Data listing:
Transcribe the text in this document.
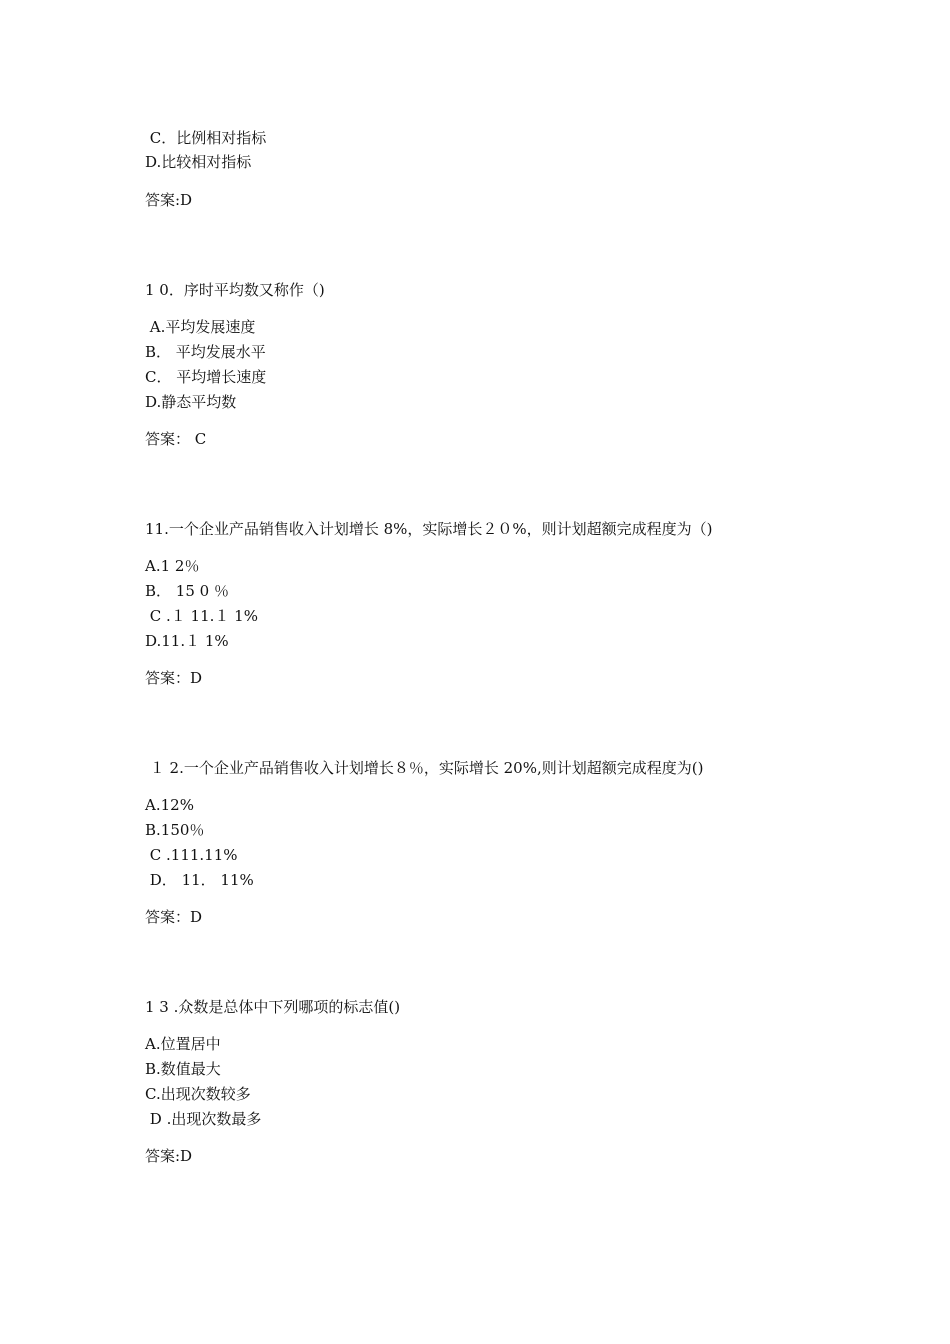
C．比例相对指标
D.比较相对指标
答案:D
1 0．序时平均数又称作（)
A.平均发展速度
B． 平均发展水平
C． 平均增长速度
D.静态平均数
答案： C
11.一个企业产品销售收入计划增长 8%，实际增长２０%，则计划超额完成程度为（)
A.1 2％
B． 15 0 ％
C .１ 11.１ 1%
D.11.１ 1%
答案：D
１ 2.一个企业产品销售收入计划增长８％，实际增长 20%,则计划超额完成程度为()
A.12%
B.150％
C .111.11%
D． 11． 11%
答案：D
1 3 .众数是总体中下列哪项的标志值()
A.位置居中
B.数值最大
C.出现次数较多
D .出现次数最多
答案:D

### [What to work on]
Leave the pictures out and reproduce each record exactly as written.

### [Reply]
Transcribe the text in this document.
C．比例相对指标
D.比较相对指标
答案:D
1 0．序时平均数又称作（)
A.平均发展速度
B． 平均发展水平
C． 平均增长速度
D.静态平均数
答案： C
11.一个企业产品销售收入计划增长 8%，实际增长２０%，则计划超额完成程度为（)
A.1 2％
B． 15 0 ％
C .１ 11.１ 1%
D.11.１ 1%
答案：D
１ 2.一个企业产品销售收入计划增长８％，实际增长 20%,则计划超额完成程度为()
A.12%
B.150％
C .111.11%
D． 11． 11%
答案：D
1 3 .众数是总体中下列哪项的标志值()
A.位置居中
B.数值最大
C.出现次数较多
D .出现次数最多
答案:D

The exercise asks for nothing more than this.